* [What the task requires] Find every line with the word "новообразования". Copy those lines.

* [Data]
━━━━━━━━━━━━━━━━━━━━━━━━━━━━━━
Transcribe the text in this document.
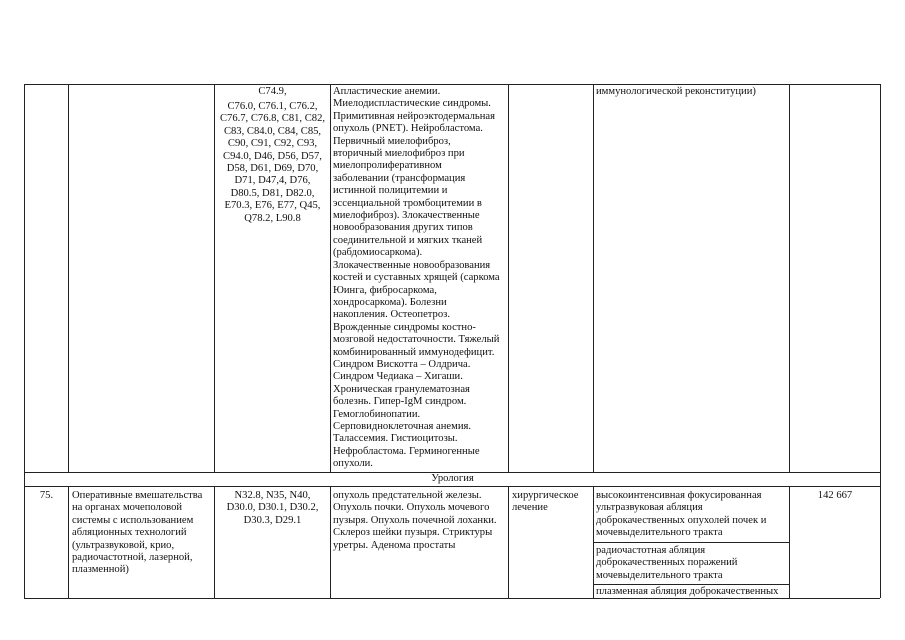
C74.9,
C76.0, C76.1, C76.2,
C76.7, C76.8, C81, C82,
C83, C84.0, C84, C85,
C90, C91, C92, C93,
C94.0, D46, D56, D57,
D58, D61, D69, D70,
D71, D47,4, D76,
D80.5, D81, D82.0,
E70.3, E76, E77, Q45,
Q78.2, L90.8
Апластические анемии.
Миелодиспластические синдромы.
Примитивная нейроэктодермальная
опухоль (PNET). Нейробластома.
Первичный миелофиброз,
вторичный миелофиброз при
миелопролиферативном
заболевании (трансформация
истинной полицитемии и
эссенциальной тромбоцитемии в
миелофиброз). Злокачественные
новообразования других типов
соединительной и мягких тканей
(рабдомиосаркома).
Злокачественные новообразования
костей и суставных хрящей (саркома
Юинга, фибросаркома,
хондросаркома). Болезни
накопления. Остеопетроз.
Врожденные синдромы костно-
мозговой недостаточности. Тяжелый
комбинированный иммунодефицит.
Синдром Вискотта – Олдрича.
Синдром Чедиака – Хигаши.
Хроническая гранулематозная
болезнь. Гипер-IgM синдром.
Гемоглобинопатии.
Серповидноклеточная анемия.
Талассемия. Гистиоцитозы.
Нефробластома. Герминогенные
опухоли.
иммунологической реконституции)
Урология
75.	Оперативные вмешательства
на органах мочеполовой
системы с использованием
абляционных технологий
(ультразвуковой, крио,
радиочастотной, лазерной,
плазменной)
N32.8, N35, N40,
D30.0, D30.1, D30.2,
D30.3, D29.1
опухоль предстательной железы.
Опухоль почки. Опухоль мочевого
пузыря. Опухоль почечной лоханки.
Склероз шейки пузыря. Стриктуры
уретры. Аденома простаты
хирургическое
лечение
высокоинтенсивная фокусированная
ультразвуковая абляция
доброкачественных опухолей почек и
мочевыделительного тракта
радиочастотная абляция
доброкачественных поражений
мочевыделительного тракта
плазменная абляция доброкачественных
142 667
━━━━━━━━━━━━━━━━━━━━━━━━━━━━━━
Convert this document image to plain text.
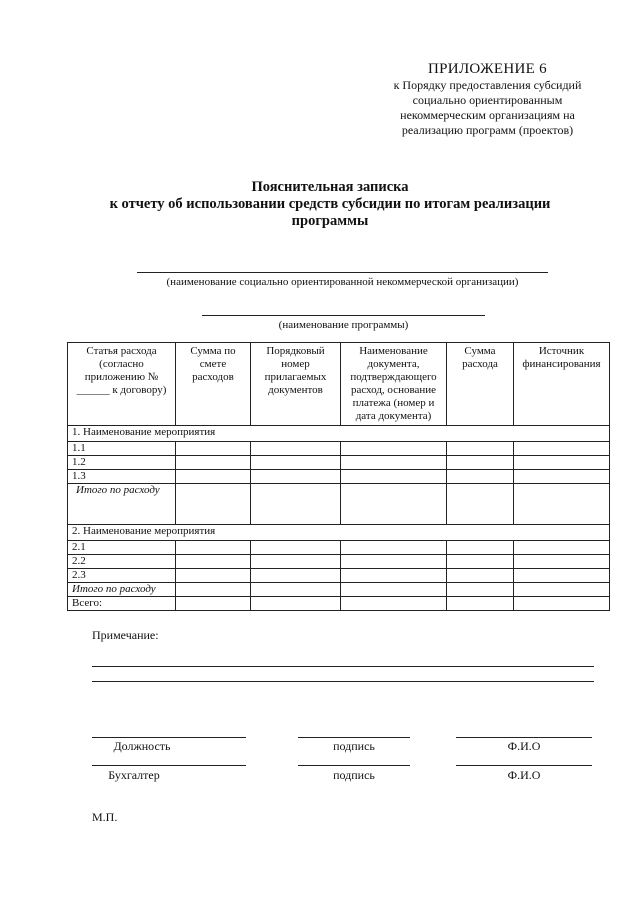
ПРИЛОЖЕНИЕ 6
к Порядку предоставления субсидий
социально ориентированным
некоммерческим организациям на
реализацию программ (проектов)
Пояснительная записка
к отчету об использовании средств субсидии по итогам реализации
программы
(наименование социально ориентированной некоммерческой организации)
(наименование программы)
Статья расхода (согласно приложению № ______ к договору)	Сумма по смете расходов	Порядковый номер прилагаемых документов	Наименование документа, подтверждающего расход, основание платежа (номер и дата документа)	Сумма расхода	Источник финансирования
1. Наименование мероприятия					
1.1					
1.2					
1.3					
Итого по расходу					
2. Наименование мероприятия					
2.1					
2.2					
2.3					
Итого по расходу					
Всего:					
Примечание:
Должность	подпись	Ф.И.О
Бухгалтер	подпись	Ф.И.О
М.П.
━━━━━━━━━━━━━━━━━━━━━━━━━━━━━━
* [Expected answer]
новообразования других типов
Злокачественные новообразования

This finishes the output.